Search the records for the word "list" and report each line that has it.

# START OF Data shown

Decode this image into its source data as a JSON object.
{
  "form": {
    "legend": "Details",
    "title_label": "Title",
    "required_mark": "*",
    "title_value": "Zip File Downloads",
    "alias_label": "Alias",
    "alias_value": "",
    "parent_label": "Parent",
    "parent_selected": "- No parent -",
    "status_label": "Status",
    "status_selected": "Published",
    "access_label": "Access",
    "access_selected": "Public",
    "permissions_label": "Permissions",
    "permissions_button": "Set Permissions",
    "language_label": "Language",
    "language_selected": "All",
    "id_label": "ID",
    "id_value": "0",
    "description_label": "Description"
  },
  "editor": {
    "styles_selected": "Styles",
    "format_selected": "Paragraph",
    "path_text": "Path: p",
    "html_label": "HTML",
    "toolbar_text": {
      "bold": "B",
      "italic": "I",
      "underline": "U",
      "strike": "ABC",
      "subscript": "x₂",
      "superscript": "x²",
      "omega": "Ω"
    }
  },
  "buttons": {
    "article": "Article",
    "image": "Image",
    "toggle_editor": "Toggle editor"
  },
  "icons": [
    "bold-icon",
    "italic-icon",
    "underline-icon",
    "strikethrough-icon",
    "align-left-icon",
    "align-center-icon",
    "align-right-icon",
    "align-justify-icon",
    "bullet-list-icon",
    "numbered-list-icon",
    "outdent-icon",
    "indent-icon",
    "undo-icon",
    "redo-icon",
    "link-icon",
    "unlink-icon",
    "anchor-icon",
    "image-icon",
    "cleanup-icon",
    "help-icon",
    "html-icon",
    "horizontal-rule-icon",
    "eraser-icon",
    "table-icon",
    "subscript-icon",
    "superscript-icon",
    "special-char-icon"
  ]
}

# END OF Data shown

* Written response
    "bullet-list-icon",
    "numbered-list-icon",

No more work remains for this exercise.